#### Set exercise
Search the listing below for "Aktif". Copy each matching line.

Extracted data entries:
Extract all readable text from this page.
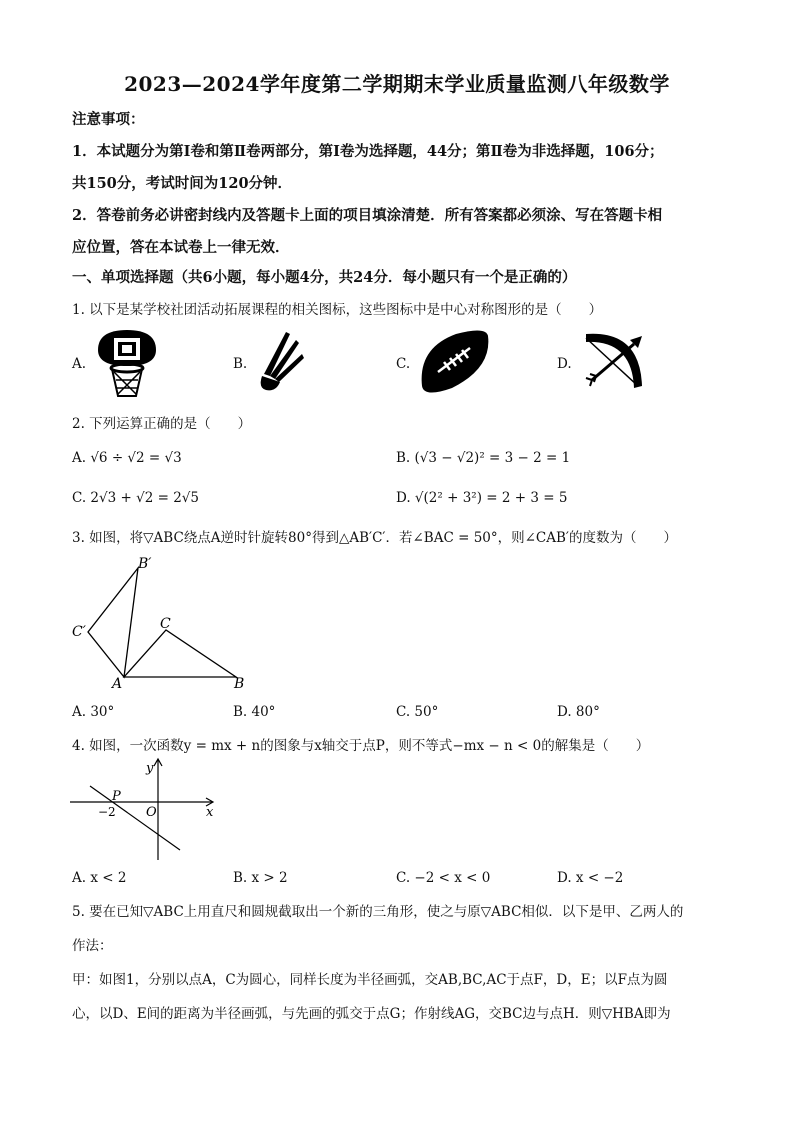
2023—2024学年度第二学期期末学业质量监测八年级数学
注意事项：
1．本试题分为第Ⅰ卷和第Ⅱ卷两部分，第Ⅰ卷为选择题，44分；第Ⅱ卷为非选择题，106分；
共150分，考试时间为120分钟．
2．答卷前务必讲密封线内及答题卡上面的项目填涂清楚．所有答案都必须涂、写在答题卡相
应位置，答在本试卷上一律无效．
一、单项选择题（共6小题，每小题4分，共24分．每小题只有一个是正确的）
1. 以下是某学校社团活动拓展课程的相关图标，这些图标中是中心对称图形的是（　　）
A.	B.	C.	D.
2. 下列运算正确的是（　　）
A. √6 ÷ √2 = √3	B. (√3 − √2)² = 3 − 2 = 1
C. 2√3 + √2 = 2√5	D. √(2² + 3²) = 2 + 3 = 5
3. 如图，将▽ABC绕点A逆时针旋转80°得到△AB′C′．若∠BAC = 50°，则∠CAB′的度数为（　　）
B′
C′	C
A	B
A. 30°	B. 40°	C. 50°	D. 80°
4. 如图，一次函数y = mx + n的图象与x轴交于点P，则不等式−mx − n < 0的解集是（　　）
y
x
O
P
−2
A. x < 2	B. x > 2	C. −2 < x < 0	D. x < −2
5. 要在已知▽ABC上用直尺和圆规截取出一个新的三角形，使之与原▽ABC相似．以下是甲、乙两人的
作法：
甲：如图1，分别以点A，C为圆心，同样长度为半径画弧，交AB,BC,AC于点F，D，E；以F点为圆
心，以D、E间的距离为半径画弧，与先画的弧交于点G；作射线AG，交BC边与点H．则▽HBA即为
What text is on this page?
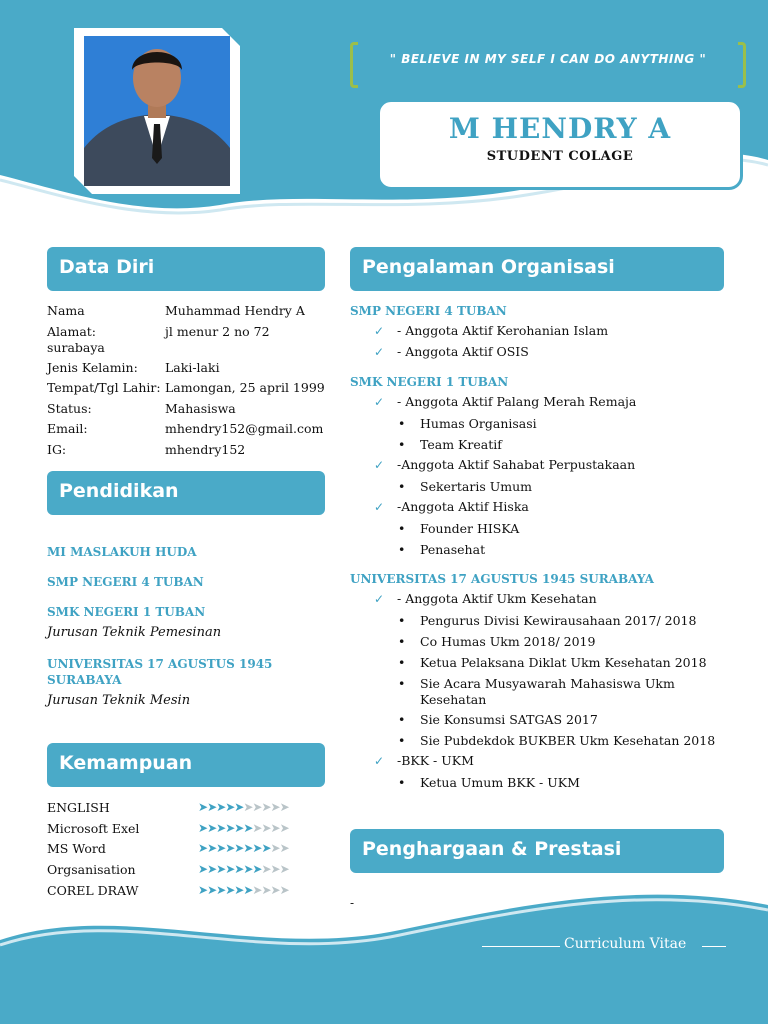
" BELIEVE IN MY SELF I CAN DO ANYTHING "
M HENDRY A
STUDENT COLAGE
Data Diri
Pendidikan
Kemampuan
Pengalaman Organisasi
Penghargaan & Prestasi
Nama	Muhammad Hendry A
Alamat:	jl menur 2 no 72
surabaya
Jenis Kelamin: Laki-laki
Tempat/Tgl Lahir: Lamongan, 25 april 1999
Status:	Mahasiswa
Email:	mhendry152@gmail.com
IG:	mhendry152
MI MASLAKUH HUDA
SMP NEGERI 4 TUBAN
SMK NEGERI 1 TUBAN
Jurusan Teknik Pemesinan
UNIVERSITAS 17 AGUSTUS 1945 SURABAYA
Jurusan Teknik Mesin
ENGLISH	➤➤➤➤➤➤➤➤➤➤
Microsoft Exel	➤➤➤➤➤➤➤➤➤➤
MS Word	➤➤➤➤➤➤➤➤➤➤
Orgsanisation	➤➤➤➤➤➤➤➤➤➤
COREL DRAW	➤➤➤➤➤➤➤➤➤➤
SMP NEGERI 4 TUBAN
✓ - Anggota Aktif Kerohanian Islam
✓ - Anggota Aktif OSIS
SMK NEGERI 1 TUBAN
✓ - Anggota Aktif Palang Merah Remaja
• Humas Organisasi
• Team Kreatif
✓ -Anggota Aktif Sahabat Perpustakaan
• Sekertaris Umum
✓ -Anggota Aktif Hiska
• Founder HISKA
• Penasehat
UNIVERSITAS 17 AGUSTUS 1945 SURABAYA
✓ - Anggota Aktif Ukm Kesehatan
• Pengurus Divisi Kewirausahaan 2017/ 2018
• Co Humas Ukm 2018/ 2019
• Ketua Pelaksana Diklat Ukm Kesehatan 2018
• Sie Acara Musyawarah Mahasiswa Ukm Kesehatan
• Sie Konsumsi SATGAS 2017
• Sie Pubdekdok BUKBER Ukm Kesehatan 2018
✓ -BKK - UKM
• Ketua Umum BKK - UKM
-
Curriculum Vitae
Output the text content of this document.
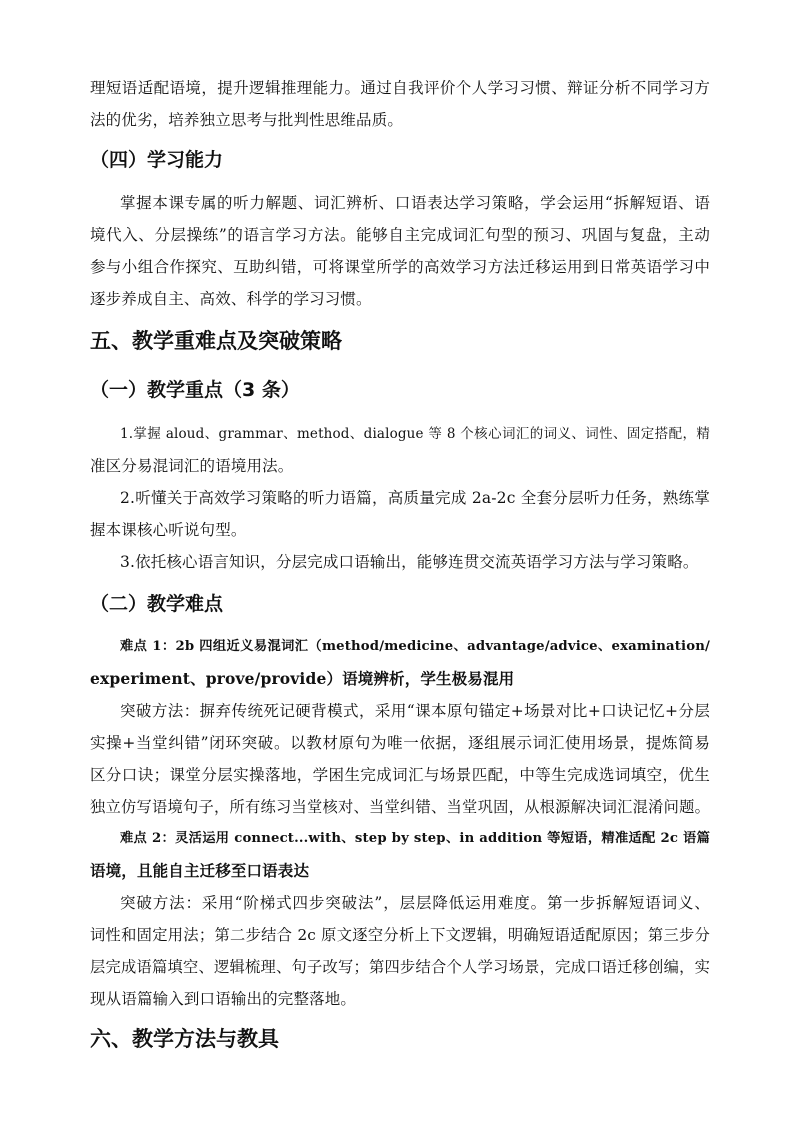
理短语适配语境，提升逻辑推理能力。通过自我评价个人学习习惯、辩证分析不同学习方
法的优劣，培养独立思考与批判性思维品质。
（四）学习能力
掌握本课专属的听力解题、词汇辨析、口语表达学习策略，学会运用“拆解短语、语
境代入、分层操练”的语言学习方法。能够自主完成词汇句型的预习、巩固与复盘，主动
参与小组合作探究、互助纠错，可将课堂所学的高效学习方法迁移运用到日常英语学习中
逐步养成自主、高效、科学的学习习惯。
五、教学重难点及突破策略
（一）教学重点（3 条）
1.掌握 aloud、grammar、method、dialogue 等 8 个核心词汇的词义、词性、固定搭配，精
准区分易混词汇的语境用法。
2.听懂关于高效学习策略的听力语篇，高质量完成 2a-2c 全套分层听力任务，熟练掌
握本课核心听说句型。
3.依托核心语言知识，分层完成口语输出，能够连贯交流英语学习方法与学习策略。
（二）教学难点
难点 1：2b 四组近义易混词汇（method/medicine、advantage/advice、examination/
experiment、prove/provide）语境辨析，学生极易混用
突破方法：摒弃传统死记硬背模式，采用“课本原句锚定+场景对比+口诀记忆+分层
实操+当堂纠错”闭环突破。以教材原句为唯一依据，逐组展示词汇使用场景，提炼简易
区分口诀；课堂分层实操落地，学困生完成词汇与场景匹配，中等生完成选词填空，优生
独立仿写语境句子，所有练习当堂核对、当堂纠错、当堂巩固，从根源解决词汇混淆问题。
难点 2：灵活运用 connect...with、step by step、in addition 等短语，精准适配 2c 语篇
语境，且能自主迁移至口语表达
突破方法：采用“阶梯式四步突破法”，层层降低运用难度。第一步拆解短语词义、
词性和固定用法；第二步结合 2c 原文逐空分析上下文逻辑，明确短语适配原因；第三步分
层完成语篇填空、逻辑梳理、句子改写；第四步结合个人学习场景，完成口语迁移创编，实
现从语篇输入到口语输出的完整落地。
六、教学方法与教具
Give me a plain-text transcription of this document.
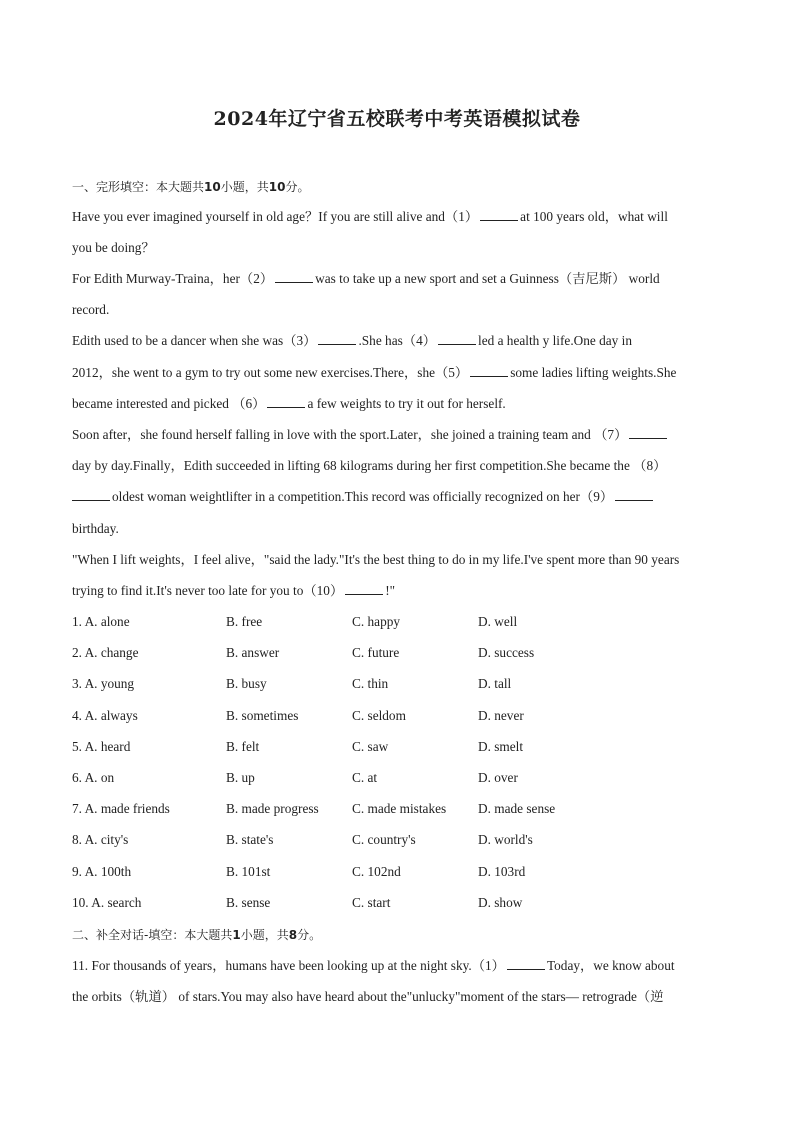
2024年辽宁省五校联考中考英语模拟试卷
一、完形填空：本大题共10小题，共10分。
Have you ever imagined yourself in old age？If you are still alive and（1）	at 100 years old，what will
you be doing？
For Edith Murway-Traina，her（2）	was to take up a new sport and set a Guinness（吉尼斯） world
record.
Edith used to be a dancer when she was（3）	.She has（4）	led a health y life.One day in
2012，she went to a gym to try out some new exercises.There，she（5）	some ladies lifting weights.She
became interested and picked （6）	a few weights to try it out for herself.
Soon after，she found herself falling in love with the sport.Later，she joined a training team and （7）
day by day.Finally，Edith succeeded in lifting 68 kilograms during her first competition.She became the （8）
oldest woman weightlifter in a competition.This record was officially recognized on her（9）
birthday.
"When I lift weights，I feel alive，"said the lady."It's the best thing to do in my life.I've spent more than 90 years
trying to find it.It's never too late for you to（10）	!"
1. A. alone	B. free	C. happy	D. well
2. A. change	B. answer	C. future	D. success
3. A. young	B. busy	C. thin	D. tall
4. A. always	B. sometimes	C. seldom	D. never
5. A. heard	B. felt	C. saw	D. smelt
6. A. on	B. up	C. at	D. over
7. A. made friends	B. made progress	C. made mistakes D. made sense
8. A. city's	B. state's	C. country's	D. world's
9. A. 100th	B. 101st	C. 102nd	D. 103rd
10. A. search	B. sense	C. start	D. show
二、补全对话-填空：本大题共1小题，共8分。
11. For thousands of years，humans have been looking up at the night sky.（1）	Today，we know about
the orbits（轨道） of stars.You may also have heard about the"unlucky"moment of the stars— retrograde（逆
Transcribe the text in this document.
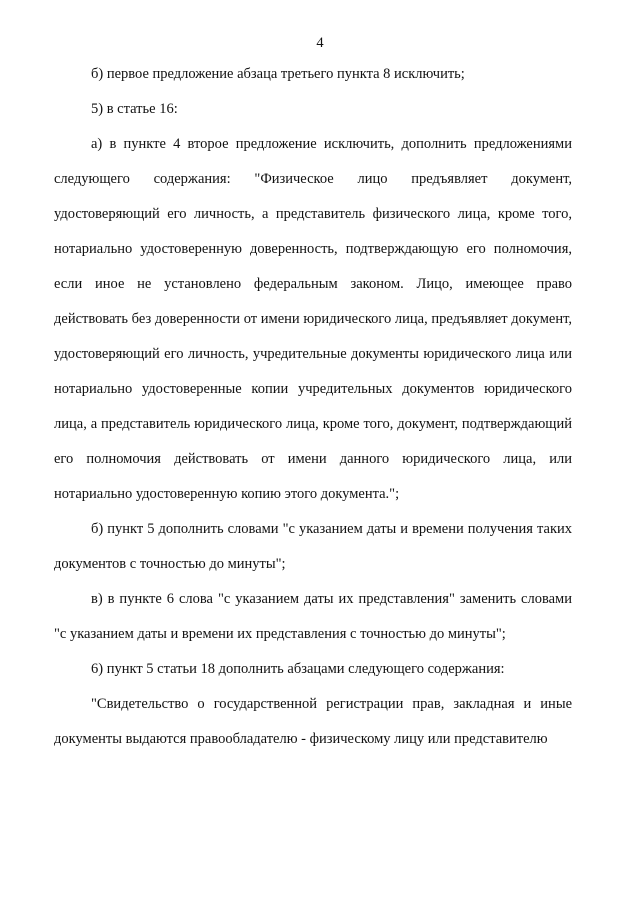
4

б) первое предложение абзаца третьего пункта 8 исключить;

5) в статье 16:

а) в пункте 4 второе предложение исключить, дополнить предложениями следующего содержания: "Физическое лицо предъявляет документ, удостоверяющий его личность, а представитель физического лица, кроме того, нотариально удостоверенную доверенность, подтверждающую его полномочия, если иное не установлено федеральным законом. Лицо, имеющее право действовать без доверенности от имени юридического лица, предъявляет документ, удостоверяющий его личность, учредительные документы юридического лица или нотариально удостоверенные копии учредительных документов юридического лица, а представитель юридического лица, кроме того, документ, подтверждающий его полномочия действовать от имени данного юридического лица, или нотариально удостоверенную копию этого документа.";

б) пункт 5 дополнить словами "с указанием даты и времени получения таких документов с точностью до минуты";

в) в пункте 6 слова "с указанием даты их представления" заменить словами "с указанием даты и времени их представления с точностью до минуты";

6) пункт 5 статьи 18 дополнить абзацами следующего содержания:

"Свидетельство о государственной регистрации прав, закладная и иные документы выдаются правообладателю - физическому лицу или представителю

#### Output
✓ - Anggota Aktif Kerohanian Islam
✓ - Anggota Aktif OSIS
✓ - Anggota Aktif Palang Merah Remaja
✓ -Anggota Aktif Sahabat Perpustakaan
✓ -Anggota Aktif Hiska
✓ - Anggota Aktif Ukm Kesehatan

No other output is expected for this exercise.